(Dataset items)
□ □ □ □ □ □ □

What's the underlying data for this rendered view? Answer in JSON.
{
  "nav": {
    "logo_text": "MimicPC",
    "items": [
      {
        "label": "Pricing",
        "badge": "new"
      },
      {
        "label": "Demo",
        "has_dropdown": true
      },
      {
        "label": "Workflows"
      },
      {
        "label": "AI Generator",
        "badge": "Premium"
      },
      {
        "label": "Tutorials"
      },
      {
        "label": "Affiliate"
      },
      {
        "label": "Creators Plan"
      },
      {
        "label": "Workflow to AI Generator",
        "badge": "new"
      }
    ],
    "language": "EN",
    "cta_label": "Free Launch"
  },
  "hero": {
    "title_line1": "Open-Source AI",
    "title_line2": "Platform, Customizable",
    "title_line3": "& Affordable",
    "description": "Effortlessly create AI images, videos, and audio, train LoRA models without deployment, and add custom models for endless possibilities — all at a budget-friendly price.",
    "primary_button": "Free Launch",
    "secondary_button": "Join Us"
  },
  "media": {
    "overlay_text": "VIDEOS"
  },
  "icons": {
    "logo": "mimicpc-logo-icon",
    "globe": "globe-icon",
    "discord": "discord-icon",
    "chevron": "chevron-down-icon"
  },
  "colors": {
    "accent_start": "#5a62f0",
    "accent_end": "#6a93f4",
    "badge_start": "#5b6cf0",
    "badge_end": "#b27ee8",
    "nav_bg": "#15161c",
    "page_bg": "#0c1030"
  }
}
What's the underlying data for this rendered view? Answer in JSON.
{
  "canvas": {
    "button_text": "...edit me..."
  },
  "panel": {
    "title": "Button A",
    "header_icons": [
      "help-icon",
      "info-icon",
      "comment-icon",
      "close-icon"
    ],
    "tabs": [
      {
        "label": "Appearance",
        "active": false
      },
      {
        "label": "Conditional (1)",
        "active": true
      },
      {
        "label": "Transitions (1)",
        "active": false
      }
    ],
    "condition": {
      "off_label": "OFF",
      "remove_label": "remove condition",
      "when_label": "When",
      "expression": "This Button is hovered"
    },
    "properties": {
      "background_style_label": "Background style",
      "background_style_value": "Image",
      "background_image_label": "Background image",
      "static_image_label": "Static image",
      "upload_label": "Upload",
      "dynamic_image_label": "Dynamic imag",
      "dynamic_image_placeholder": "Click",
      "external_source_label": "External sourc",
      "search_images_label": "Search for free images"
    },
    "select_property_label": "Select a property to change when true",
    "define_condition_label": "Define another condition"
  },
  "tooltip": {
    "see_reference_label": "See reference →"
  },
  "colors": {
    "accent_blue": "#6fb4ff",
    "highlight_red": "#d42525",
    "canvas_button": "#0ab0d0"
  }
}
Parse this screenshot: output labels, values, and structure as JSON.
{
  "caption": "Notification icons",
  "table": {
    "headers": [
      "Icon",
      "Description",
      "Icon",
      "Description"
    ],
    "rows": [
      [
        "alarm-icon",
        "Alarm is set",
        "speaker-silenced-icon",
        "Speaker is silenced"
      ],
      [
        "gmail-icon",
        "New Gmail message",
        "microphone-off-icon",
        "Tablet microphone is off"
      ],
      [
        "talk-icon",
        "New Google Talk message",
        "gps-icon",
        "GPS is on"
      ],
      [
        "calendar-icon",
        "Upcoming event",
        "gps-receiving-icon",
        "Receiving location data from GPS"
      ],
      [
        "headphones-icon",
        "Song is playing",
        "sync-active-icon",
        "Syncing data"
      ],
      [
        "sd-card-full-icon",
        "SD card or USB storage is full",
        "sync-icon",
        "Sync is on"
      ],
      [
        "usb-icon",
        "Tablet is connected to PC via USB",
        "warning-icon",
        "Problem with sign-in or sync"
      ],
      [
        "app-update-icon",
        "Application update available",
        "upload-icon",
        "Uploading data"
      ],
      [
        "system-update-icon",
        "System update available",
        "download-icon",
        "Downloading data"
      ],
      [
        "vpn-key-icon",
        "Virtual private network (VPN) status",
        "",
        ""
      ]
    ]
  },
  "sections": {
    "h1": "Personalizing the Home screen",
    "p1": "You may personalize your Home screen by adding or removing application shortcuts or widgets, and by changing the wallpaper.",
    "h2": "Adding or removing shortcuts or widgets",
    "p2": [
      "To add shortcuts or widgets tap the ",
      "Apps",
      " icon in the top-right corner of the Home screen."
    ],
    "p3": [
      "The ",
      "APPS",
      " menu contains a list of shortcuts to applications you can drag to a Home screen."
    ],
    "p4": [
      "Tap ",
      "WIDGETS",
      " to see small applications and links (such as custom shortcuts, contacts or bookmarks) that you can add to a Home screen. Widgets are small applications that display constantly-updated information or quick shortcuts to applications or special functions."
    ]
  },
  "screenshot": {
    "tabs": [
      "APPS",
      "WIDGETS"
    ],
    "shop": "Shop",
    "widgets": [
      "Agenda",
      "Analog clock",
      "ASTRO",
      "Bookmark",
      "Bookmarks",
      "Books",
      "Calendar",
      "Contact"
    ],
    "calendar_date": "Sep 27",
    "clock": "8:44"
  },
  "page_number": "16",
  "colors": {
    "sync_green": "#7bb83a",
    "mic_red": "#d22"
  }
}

□ □ □ □ □ □ □

Please set down each line of the records exactly as given.

▶ [Exercise output]
What's the underlying data for this rendered view? Answer in JSON.
{
  "nav": {
    "logo_text": "MimicPC",
    "items": [
      {
        "label": "Pricing",
        "badge": "new"
      },
      {
        "label": "Demo",
        "has_dropdown": true
      },
      {
        "label": "Workflows"
      },
      {
        "label": "AI Generator",
        "badge": "Premium"
      },
      {
        "label": "Tutorials"
      },
      {
        "label": "Affiliate"
      },
      {
        "label": "Creators Plan"
      },
      {
        "label": "Workflow to AI Generator",
        "badge": "new"
      }
    ],
    "language": "EN",
    "cta_label": "Free Launch"
  },
  "hero": {
    "title_line1": "Open-Source AI",
    "title_line2": "Platform, Customizable",
    "title_line3": "& Affordable",
    "description": "Effortlessly create AI images, videos, and audio, train LoRA models without deployment, and add custom models for endless possibilities — all at a budget-friendly price.",
    "primary_button": "Free Launch",
    "secondary_button": "Join Us"
  },
  "media": {
    "overlay_text": "VIDEOS"
  },
  "icons": {
    "logo": "mimicpc-logo-icon",
    "globe": "globe-icon",
    "discord": "discord-icon",
    "chevron": "chevron-down-icon"
  },
  "colors": {
    "accent_start": "#5a62f0",
    "accent_end": "#6a93f4",
    "badge_start": "#5b6cf0",
    "badge_end": "#b27ee8",
    "nav_bg": "#15161c",
    "page_bg": "#0c1030"
  }
}
What's the underlying data for this rendered view? Answer in JSON.
{
  "canvas": {
    "button_text": "...edit me..."
  },
  "panel": {
    "title": "Button A",
    "header_icons": [
      "help-icon",
      "info-icon",
      "comment-icon",
      "close-icon"
    ],
    "tabs": [
      {
        "label": "Appearance",
        "active": false
      },
      {
        "label": "Conditional (1)",
        "active": true
      },
      {
        "label": "Transitions (1)",
        "active": false
      }
    ],
    "condition": {
      "off_label": "OFF",
      "remove_label": "remove condition",
      "when_label": "When",
      "expression": "This Button is hovered"
    },
    "properties": {
      "background_style_label": "Background style",
      "background_style_value": "Image",
      "background_image_label": "Background image",
      "static_image_label": "Static image",
      "upload_label": "Upload",
      "dynamic_image_label": "Dynamic imag",
      "dynamic_image_placeholder": "Click",
      "external_source_label": "External sourc",
      "search_images_label": "Search for free images"
    },
    "select_property_label": "Select a property to change when true",
    "define_condition_label": "Define another condition"
  },
  "tooltip": {
    "see_reference_label": "See reference →"
  },
  "colors": {
    "accent_blue": "#6fb4ff",
    "highlight_red": "#d42525",
    "canvas_button": "#0ab0d0"
  }
}
Parse this screenshot: output labels, values, and structure as JSON.
{
  "caption": "Notification icons",
  "table": {
    "headers": [
      "Icon",
      "Description",
      "Icon",
      "Description"
    ],
    "rows": [
      [
        "alarm-icon",
        "Alarm is set",
        "speaker-silenced-icon",
        "Speaker is silenced"
      ],
      [
        "gmail-icon",
        "New Gmail message",
        "microphone-off-icon",
        "Tablet microphone is off"
      ],
      [
        "talk-icon",
        "New Google Talk message",
        "gps-icon",
        "GPS is on"
      ],
      [
        "calendar-icon",
        "Upcoming event",
        "gps-receiving-icon",
        "Receiving location data from GPS"
      ],
      [
        "headphones-icon",
        "Song is playing",
        "sync-active-icon",
        "Syncing data"
      ],
      [
        "sd-card-full-icon",
        "SD card or USB storage is full",
        "sync-icon",
        "Sync is on"
      ],
      [
        "usb-icon",
        "Tablet is connected to PC via USB",
        "warning-icon",
        "Problem with sign-in or sync"
      ],
      [
        "app-update-icon",
        "Application update available",
        "upload-icon",
        "Uploading data"
      ],
      [
        "system-update-icon",
        "System update available",
        "download-icon",
        "Downloading data"
      ],
      [
        "vpn-key-icon",
        "Virtual private network (VPN) status",
        "",
        ""
      ]
    ]
  },
  "sections": {
    "h1": "Personalizing the Home screen",
    "p1": "You may personalize your Home screen by adding or removing application shortcuts or widgets, and by changing the wallpaper.",
    "h2": "Adding or removing shortcuts or widgets",
    "p2": [
      "To add shortcuts or widgets tap the ",
      "Apps",
      " icon in the top-right corner of the Home screen."
    ],
    "p3": [
      "The ",
      "APPS",
      " menu contains a list of shortcuts to applications you can drag to a Home screen."
    ],
    "p4": [
      "Tap ",
      "WIDGETS",
      " to see small applications and links (such as custom shortcuts, contacts or bookmarks) that you can add to a Home screen. Widgets are small applications that display constantly-updated information or quick shortcuts to applications or special functions."
    ]
  },
  "screenshot": {
    "tabs": [
      "APPS",
      "WIDGETS"
    ],
    "shop": "Shop",
    "widgets": [
      "Agenda",
      "Analog clock",
      "ASTRO",
      "Bookmark",
      "Bookmarks",
      "Books",
      "Calendar",
      "Contact"
    ],
    "calendar_date": "Sep 27",
    "clock": "8:44"
  },
  "page_number": "16",
  "colors": {
    "sync_green": "#7bb83a",
    "mic_red": "#d22"
  }
}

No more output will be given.